>> BEGIN DATA IN THIS EXERCISE
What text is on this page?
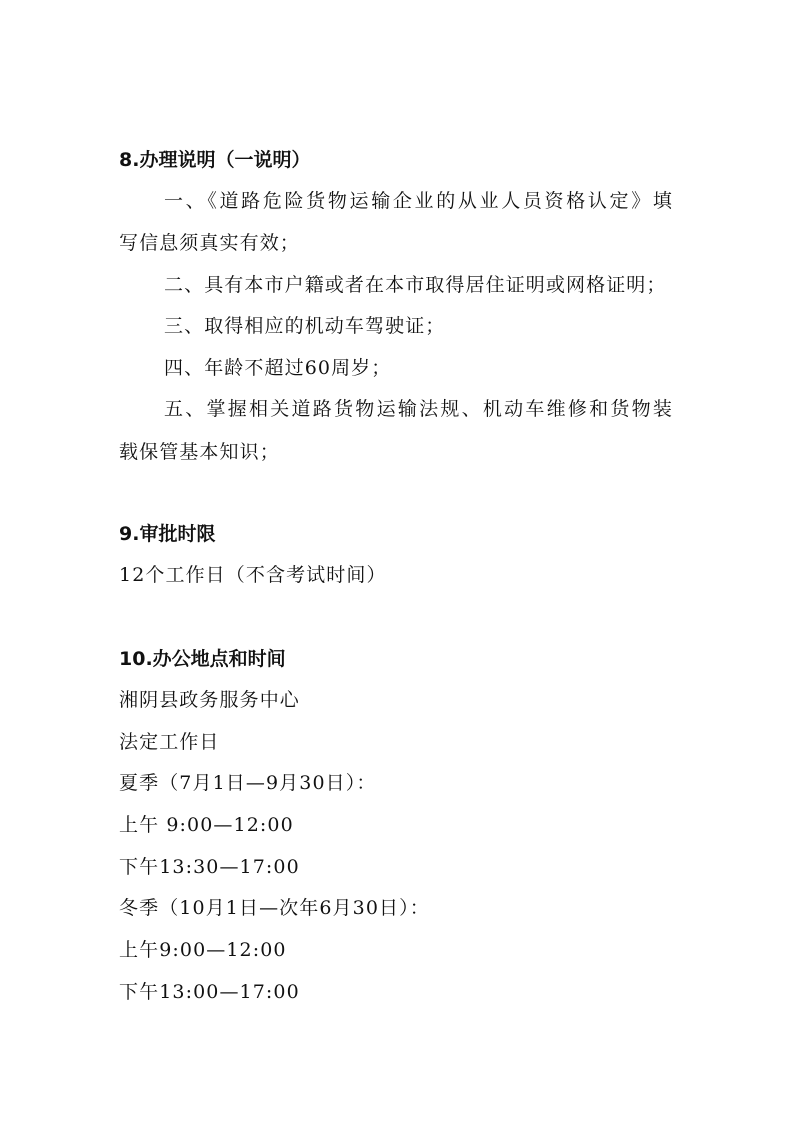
8.办理说明（一说明）
一、《道路危险货物运输企业的从业人员资格认定》填
写信息须真实有效；
二、具有本市户籍或者在本市取得居住证明或网格证明；
三、取得相应的机动车驾驶证；
四、年龄不超过60周岁；
五、掌握相关道路货物运输法规、机动车维修和货物装
载保管基本知识；
9.审批时限
12个工作日（不含考试时间）
10.办公地点和时间
湘阴县政务服务中心
法定工作日
夏季（7月1日—9月30日）：
上午 9:00—12:00
下午13:30—17:00
冬季（10月1日—次年6月30日）：
上午9:00—12:00
下午13:00—17:00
>> END DATA IN THIS EXERCISE
Restate each line of the records exactly; pictures do not belong in the copy.

- ANSWER IN FULL -
What text is on this page?
8.办理说明（一说明）
一、《道路危险货物运输企业的从业人员资格认定》填
写信息须真实有效；
二、具有本市户籍或者在本市取得居住证明或网格证明；
三、取得相应的机动车驾驶证；
四、年龄不超过60周岁；
五、掌握相关道路货物运输法规、机动车维修和货物装
载保管基本知识；
9.审批时限
12个工作日（不含考试时间）
10.办公地点和时间
湘阴县政务服务中心
法定工作日
夏季（7月1日—9月30日）：
上午 9:00—12:00
下午13:30—17:00
冬季（10月1日—次年6月30日）：
上午9:00—12:00
下午13:00—17:00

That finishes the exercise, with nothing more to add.